TASK TO CARRY OUT:
Starting with the line that has "Convert this screenshot" in it, repeat every line through the last one, word for word, and give nothing more.

[Stored entries]
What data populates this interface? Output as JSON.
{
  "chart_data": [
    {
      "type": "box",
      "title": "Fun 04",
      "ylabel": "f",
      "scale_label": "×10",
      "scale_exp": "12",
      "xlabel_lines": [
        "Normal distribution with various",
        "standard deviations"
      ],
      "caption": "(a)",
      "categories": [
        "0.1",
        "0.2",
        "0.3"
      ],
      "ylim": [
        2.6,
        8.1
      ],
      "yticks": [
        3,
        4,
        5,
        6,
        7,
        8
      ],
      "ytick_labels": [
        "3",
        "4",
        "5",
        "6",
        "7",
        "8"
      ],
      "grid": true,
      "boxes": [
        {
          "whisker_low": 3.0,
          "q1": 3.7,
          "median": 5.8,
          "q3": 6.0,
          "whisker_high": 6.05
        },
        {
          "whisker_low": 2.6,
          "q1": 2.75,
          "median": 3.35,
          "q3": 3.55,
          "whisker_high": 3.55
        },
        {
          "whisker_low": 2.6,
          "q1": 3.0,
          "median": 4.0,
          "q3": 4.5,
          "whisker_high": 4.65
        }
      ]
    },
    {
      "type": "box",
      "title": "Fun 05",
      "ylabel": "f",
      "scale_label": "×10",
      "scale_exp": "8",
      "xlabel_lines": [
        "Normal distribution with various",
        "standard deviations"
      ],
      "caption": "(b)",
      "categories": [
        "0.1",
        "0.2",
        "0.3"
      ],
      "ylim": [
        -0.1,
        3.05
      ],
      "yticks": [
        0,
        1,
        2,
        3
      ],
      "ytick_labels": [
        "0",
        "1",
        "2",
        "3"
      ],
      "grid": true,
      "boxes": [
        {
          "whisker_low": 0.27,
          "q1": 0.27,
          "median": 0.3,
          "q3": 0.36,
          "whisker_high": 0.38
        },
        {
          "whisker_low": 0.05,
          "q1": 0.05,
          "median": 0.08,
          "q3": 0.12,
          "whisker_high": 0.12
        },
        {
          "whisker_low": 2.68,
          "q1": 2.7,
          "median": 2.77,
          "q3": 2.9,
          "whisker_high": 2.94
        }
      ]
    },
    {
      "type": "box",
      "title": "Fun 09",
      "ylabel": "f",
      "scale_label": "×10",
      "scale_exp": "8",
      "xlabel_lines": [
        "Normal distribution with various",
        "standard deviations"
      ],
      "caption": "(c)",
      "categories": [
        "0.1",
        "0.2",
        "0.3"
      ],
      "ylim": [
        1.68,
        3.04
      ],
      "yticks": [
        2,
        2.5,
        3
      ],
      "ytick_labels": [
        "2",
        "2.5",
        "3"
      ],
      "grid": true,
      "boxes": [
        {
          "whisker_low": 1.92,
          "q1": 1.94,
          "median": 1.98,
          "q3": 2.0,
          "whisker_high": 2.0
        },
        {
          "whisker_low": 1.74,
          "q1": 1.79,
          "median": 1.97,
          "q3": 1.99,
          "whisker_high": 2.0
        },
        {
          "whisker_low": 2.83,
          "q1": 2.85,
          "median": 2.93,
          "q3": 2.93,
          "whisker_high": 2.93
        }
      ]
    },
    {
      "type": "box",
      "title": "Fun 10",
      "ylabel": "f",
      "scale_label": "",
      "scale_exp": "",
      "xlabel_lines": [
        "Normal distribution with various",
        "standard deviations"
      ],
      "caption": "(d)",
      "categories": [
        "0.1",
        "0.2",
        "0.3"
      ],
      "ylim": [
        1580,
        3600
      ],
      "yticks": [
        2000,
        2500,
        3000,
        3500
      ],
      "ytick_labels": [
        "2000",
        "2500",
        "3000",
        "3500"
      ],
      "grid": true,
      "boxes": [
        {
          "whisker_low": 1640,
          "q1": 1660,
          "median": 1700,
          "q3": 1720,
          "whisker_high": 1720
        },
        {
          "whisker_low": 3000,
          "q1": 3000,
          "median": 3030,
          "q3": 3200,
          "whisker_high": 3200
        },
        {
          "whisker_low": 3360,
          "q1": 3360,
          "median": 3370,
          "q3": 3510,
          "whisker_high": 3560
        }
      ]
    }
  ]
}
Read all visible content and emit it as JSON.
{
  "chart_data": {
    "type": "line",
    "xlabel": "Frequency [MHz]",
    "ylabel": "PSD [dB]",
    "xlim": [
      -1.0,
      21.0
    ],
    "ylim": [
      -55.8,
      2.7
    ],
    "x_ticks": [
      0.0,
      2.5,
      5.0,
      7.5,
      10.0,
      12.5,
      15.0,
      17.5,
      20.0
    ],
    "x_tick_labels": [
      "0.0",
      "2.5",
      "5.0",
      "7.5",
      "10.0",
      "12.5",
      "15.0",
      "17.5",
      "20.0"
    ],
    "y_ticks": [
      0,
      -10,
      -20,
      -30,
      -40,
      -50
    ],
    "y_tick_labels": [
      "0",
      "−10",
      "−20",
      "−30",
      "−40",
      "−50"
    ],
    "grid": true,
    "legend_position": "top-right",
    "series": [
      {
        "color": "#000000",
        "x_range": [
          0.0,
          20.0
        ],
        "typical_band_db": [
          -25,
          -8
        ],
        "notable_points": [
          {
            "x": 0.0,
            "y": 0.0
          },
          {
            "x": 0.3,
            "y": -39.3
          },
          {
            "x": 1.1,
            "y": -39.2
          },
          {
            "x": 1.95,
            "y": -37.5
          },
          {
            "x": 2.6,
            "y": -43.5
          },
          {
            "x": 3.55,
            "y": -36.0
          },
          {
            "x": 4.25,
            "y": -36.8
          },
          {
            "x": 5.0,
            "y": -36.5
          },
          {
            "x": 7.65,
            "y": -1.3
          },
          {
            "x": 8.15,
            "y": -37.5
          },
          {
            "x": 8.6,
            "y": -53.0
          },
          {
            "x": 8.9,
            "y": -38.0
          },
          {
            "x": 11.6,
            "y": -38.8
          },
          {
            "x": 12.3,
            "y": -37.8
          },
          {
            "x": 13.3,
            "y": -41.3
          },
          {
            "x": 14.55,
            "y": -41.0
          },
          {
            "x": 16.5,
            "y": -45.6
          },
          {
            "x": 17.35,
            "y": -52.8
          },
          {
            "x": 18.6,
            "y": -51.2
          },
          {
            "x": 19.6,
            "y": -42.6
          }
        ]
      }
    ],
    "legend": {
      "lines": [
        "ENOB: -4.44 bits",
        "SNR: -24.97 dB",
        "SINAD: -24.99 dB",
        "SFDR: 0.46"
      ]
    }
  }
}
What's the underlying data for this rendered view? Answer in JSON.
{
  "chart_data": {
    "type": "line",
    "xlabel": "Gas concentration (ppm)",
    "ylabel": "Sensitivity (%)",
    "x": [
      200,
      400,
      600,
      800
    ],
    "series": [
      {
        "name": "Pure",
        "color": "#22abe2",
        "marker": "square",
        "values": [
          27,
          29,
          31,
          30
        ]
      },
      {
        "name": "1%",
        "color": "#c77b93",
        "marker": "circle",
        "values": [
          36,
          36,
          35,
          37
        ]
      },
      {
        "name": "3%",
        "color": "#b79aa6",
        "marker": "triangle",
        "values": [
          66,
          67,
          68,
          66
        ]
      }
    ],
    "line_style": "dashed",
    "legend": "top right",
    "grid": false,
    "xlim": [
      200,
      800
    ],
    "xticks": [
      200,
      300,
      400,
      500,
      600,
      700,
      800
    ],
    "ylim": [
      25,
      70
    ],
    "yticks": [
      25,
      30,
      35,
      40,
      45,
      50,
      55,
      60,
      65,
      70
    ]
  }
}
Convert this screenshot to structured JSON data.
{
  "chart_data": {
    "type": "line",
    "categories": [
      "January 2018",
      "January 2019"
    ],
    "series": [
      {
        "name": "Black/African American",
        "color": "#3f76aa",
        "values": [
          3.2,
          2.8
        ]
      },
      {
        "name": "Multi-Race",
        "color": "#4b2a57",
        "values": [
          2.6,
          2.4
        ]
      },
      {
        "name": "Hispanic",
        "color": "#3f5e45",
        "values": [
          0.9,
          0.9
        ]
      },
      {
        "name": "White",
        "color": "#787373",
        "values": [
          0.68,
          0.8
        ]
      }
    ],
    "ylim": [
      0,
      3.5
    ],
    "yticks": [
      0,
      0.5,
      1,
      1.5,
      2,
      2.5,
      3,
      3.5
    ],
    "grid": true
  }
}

COMPLETE OUTPUT:
Convert this screenshot to structured JSON data.
{
  "chart_data": {
    "type": "line",
    "categories": [
      "January 2018",
      "January 2019"
    ],
    "series": [
      {
        "name": "Black/African American",
        "color": "#3f76aa",
        "values": [
          3.2,
          2.8
        ]
      },
      {
        "name": "Multi-Race",
        "color": "#4b2a57",
        "values": [
          2.6,
          2.4
        ]
      },
      {
        "name": "Hispanic",
        "color": "#3f5e45",
        "values": [
          0.9,
          0.9
        ]
      },
      {
        "name": "White",
        "color": "#787373",
        "values": [
          0.68,
          0.8
        ]
      }
    ],
    "ylim": [
      0,
      3.5
    ],
    "yticks": [
      0,
      0.5,
      1,
      1.5,
      2,
      2.5,
      3,
      3.5
    ],
    "grid": true
  }
}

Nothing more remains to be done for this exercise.